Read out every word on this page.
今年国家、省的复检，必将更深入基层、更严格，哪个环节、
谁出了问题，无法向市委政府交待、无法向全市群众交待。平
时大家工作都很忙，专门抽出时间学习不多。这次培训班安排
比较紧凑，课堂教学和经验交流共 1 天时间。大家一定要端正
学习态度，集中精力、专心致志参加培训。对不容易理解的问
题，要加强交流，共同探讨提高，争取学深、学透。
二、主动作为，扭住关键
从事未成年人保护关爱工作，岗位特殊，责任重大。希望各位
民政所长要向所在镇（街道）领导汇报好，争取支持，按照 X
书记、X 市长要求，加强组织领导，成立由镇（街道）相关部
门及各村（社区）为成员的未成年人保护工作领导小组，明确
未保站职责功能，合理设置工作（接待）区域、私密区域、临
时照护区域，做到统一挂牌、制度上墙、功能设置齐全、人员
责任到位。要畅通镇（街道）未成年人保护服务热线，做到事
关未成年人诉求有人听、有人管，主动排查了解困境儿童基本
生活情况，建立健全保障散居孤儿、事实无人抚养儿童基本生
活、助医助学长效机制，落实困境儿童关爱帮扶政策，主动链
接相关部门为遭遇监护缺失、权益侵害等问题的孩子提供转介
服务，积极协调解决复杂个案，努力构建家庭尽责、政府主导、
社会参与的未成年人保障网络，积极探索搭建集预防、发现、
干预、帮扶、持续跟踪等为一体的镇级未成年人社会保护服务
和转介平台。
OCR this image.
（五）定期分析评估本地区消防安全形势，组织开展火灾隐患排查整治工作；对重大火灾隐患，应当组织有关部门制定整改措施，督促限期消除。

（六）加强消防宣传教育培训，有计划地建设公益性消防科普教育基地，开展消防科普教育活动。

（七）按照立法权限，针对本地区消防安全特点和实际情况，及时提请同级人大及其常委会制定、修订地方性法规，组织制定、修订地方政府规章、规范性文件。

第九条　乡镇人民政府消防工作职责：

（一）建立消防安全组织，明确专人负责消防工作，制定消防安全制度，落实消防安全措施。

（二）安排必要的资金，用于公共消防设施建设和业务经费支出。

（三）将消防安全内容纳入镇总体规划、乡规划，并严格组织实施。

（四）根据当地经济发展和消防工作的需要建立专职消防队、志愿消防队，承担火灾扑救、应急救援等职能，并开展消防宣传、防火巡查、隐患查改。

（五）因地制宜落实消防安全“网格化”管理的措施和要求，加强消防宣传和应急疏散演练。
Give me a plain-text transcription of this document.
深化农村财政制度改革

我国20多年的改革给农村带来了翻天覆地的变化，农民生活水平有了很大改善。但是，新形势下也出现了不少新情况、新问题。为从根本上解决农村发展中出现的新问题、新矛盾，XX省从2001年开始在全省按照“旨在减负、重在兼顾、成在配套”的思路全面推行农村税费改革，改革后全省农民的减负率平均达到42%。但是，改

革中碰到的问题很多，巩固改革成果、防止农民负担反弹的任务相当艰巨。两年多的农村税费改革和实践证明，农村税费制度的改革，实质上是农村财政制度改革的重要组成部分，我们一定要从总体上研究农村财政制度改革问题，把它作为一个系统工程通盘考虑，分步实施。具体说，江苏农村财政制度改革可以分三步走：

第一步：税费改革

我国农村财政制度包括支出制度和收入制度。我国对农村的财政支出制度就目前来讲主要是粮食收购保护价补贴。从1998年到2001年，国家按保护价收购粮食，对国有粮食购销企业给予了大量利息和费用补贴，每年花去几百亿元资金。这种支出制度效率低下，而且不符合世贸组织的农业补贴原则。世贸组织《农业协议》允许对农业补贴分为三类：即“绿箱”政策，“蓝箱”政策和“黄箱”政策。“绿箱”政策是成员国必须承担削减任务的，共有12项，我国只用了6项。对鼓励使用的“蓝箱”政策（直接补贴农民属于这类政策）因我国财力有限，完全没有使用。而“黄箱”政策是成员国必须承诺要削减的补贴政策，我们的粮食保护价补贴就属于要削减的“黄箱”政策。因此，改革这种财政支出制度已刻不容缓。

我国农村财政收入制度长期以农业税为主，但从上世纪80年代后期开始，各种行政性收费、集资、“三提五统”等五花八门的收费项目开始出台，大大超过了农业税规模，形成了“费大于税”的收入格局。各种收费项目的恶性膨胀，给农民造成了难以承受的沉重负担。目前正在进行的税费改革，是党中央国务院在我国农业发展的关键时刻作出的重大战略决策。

» Aim
Write down only the number of lines that contain the string "this" in the listing.

» Solution below
3